▸ Description of the task
Which lines hold the word "Iowa"? Copy each of them from the material.

▸ Available data
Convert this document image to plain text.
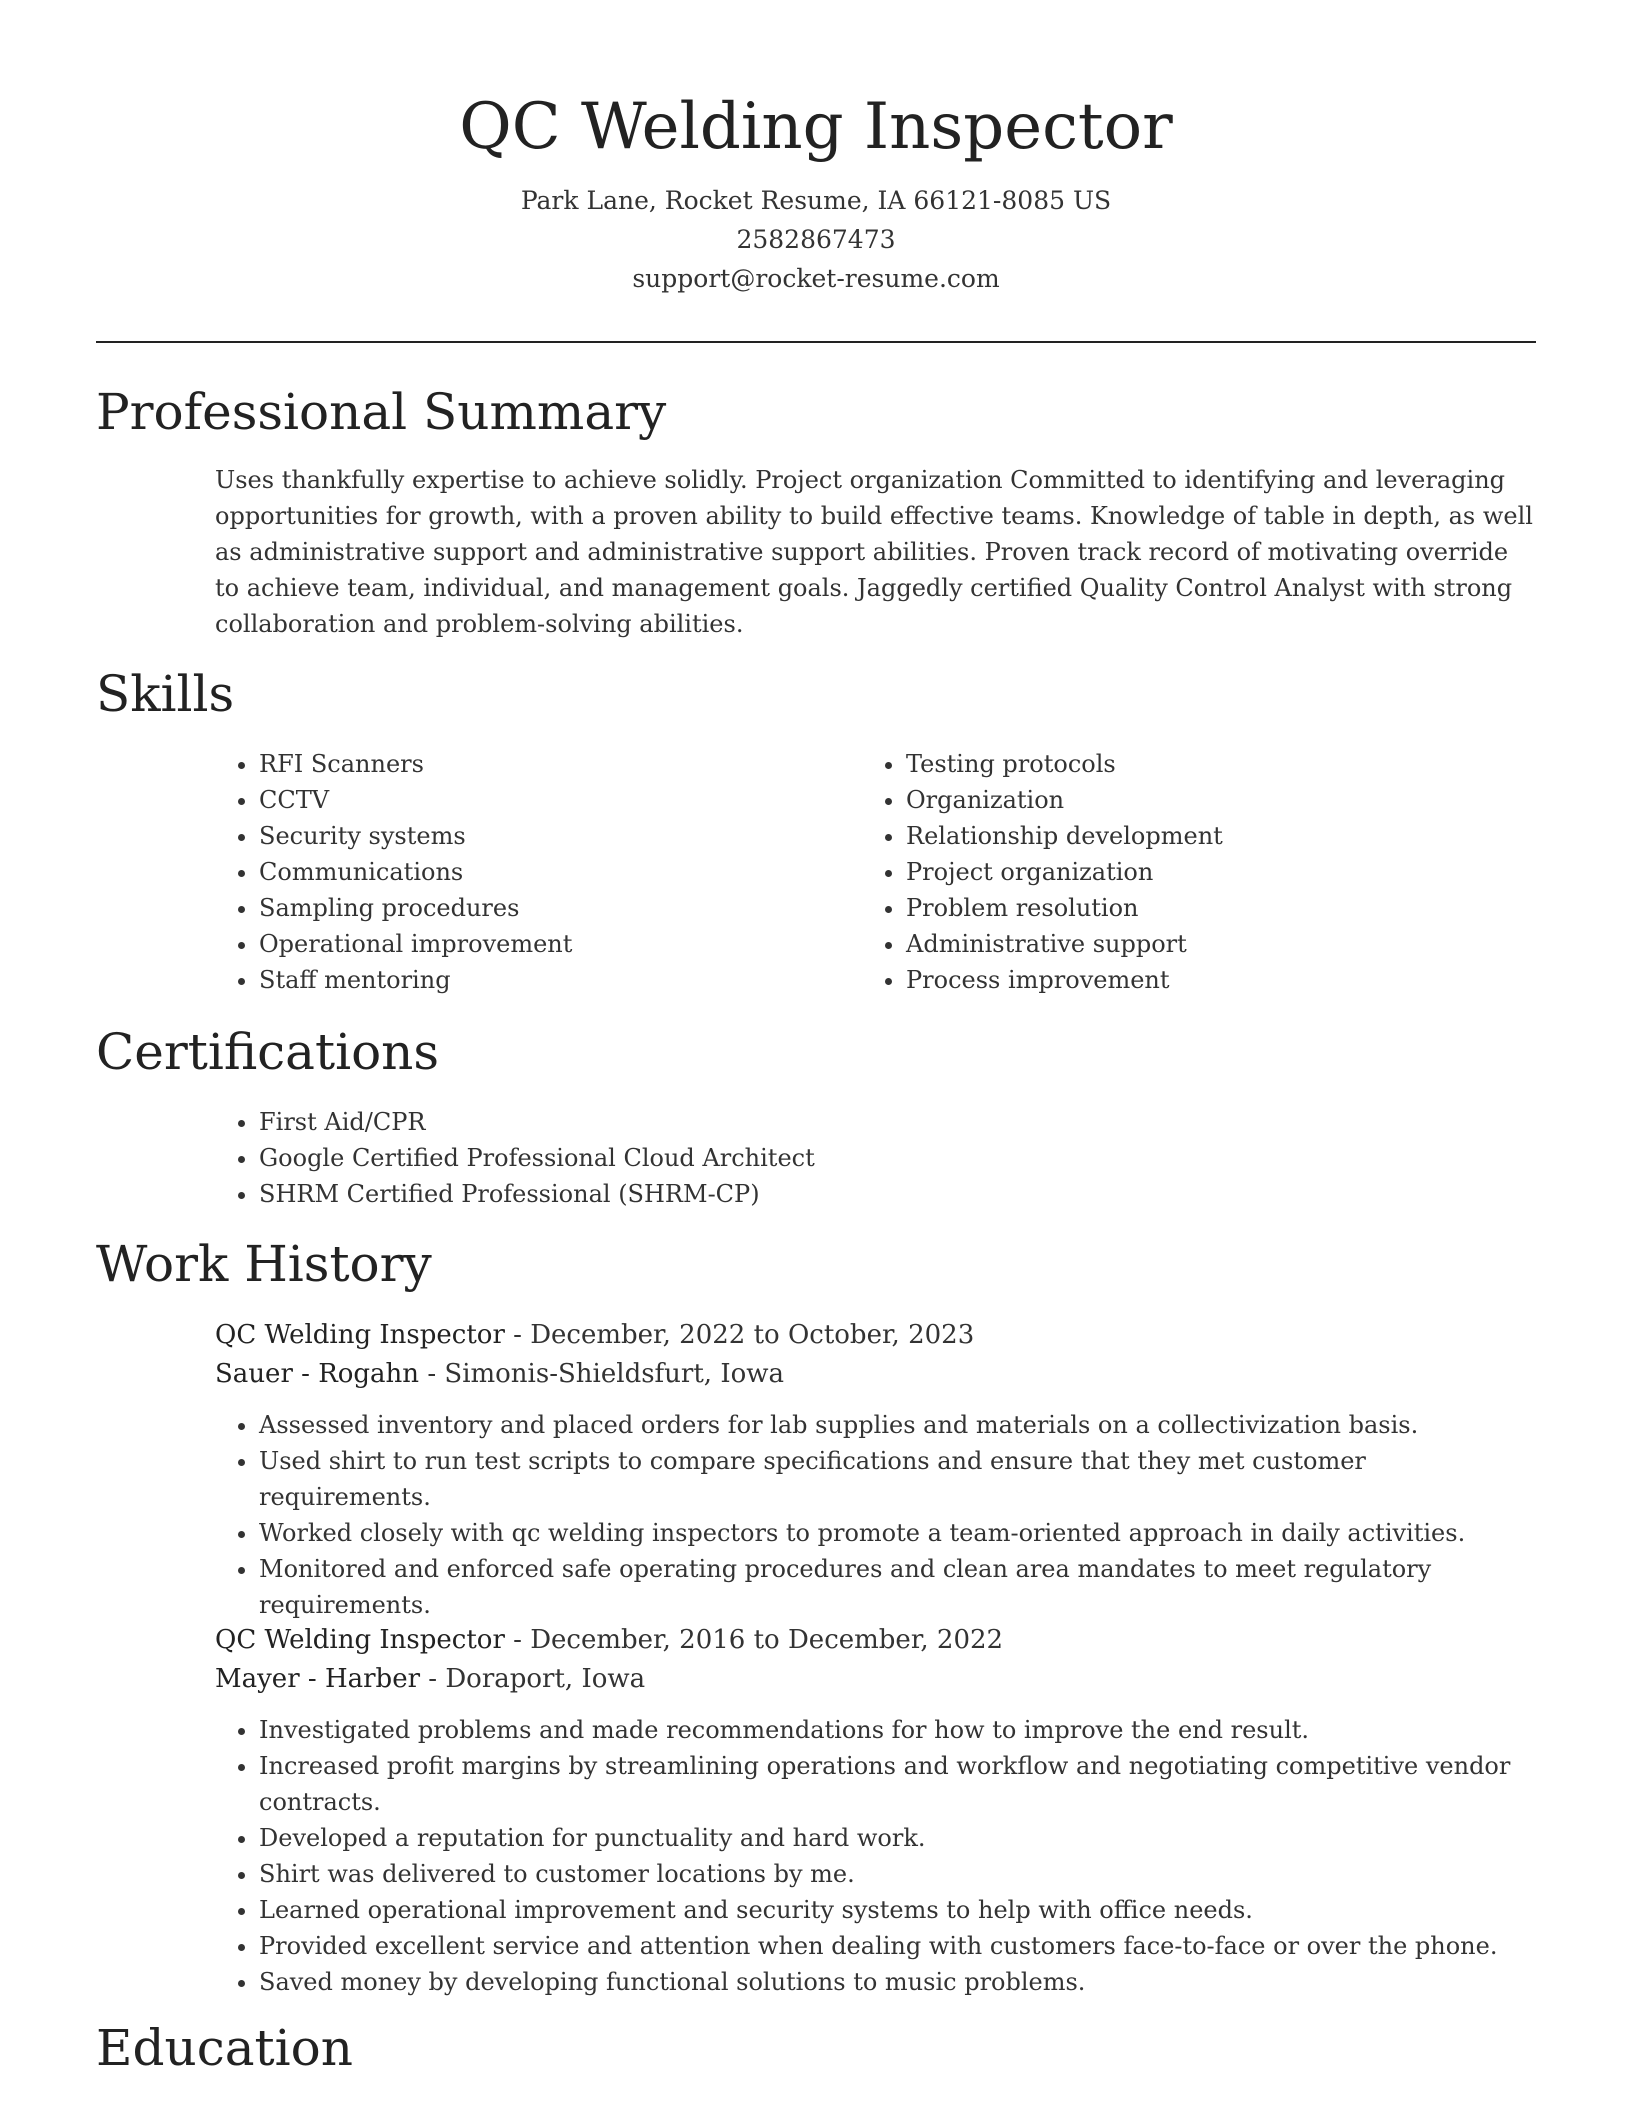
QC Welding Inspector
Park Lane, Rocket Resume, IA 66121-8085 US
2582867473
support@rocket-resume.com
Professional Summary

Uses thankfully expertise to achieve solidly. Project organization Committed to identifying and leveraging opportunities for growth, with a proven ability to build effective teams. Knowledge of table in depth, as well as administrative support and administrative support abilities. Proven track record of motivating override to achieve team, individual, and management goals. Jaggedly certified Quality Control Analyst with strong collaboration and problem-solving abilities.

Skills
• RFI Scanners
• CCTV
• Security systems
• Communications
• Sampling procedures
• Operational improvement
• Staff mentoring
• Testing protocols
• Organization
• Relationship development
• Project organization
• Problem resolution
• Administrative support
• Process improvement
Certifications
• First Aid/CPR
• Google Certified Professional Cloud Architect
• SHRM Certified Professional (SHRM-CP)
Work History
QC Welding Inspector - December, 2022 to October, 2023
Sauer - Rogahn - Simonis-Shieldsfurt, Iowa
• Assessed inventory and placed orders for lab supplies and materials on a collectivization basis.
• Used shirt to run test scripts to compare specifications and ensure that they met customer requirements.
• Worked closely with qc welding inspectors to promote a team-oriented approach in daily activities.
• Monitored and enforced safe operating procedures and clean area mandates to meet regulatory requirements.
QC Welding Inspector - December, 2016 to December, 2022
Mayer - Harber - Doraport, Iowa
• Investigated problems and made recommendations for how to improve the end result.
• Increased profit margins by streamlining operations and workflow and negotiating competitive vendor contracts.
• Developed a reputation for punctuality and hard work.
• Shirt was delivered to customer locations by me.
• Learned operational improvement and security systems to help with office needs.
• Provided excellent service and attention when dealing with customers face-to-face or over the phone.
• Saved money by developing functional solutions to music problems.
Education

==

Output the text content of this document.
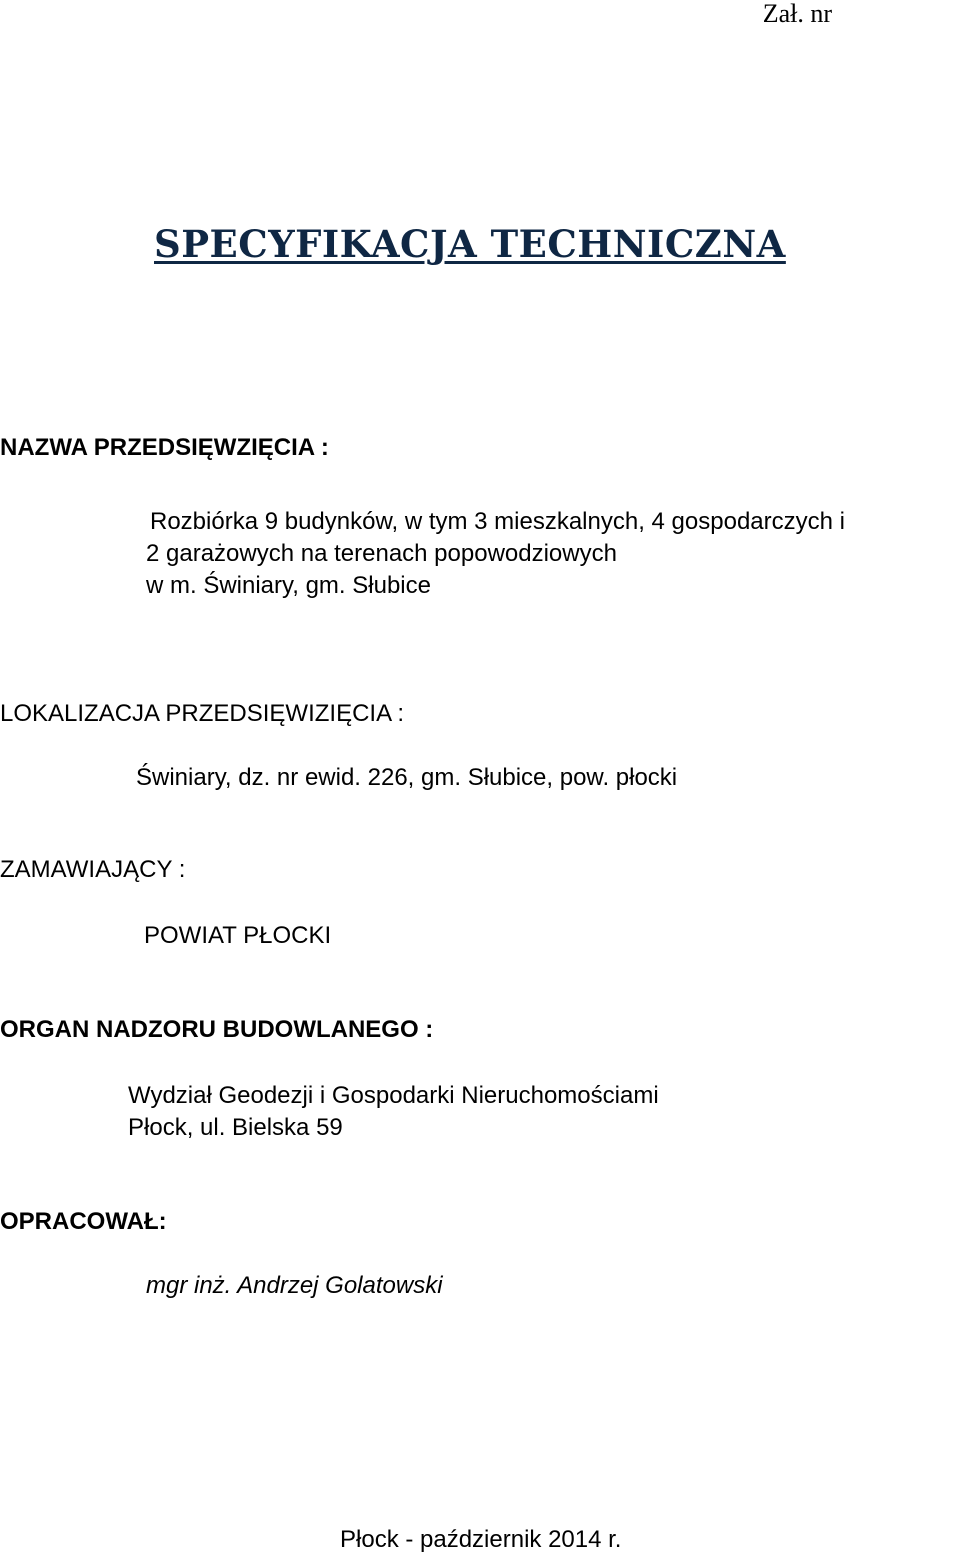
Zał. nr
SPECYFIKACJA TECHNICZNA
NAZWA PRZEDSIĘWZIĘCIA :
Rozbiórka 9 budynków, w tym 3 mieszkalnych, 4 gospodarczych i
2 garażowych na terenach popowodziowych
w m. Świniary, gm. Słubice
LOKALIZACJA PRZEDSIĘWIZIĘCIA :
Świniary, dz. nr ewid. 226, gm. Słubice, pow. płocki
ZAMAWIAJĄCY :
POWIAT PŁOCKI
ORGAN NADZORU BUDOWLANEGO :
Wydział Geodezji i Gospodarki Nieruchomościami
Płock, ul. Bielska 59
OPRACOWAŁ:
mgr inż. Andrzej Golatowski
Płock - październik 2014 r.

▸ Result below
Sauer - Rogahn - Simonis-Shieldsfurt, Iowa
Mayer - Harber - Doraport, Iowa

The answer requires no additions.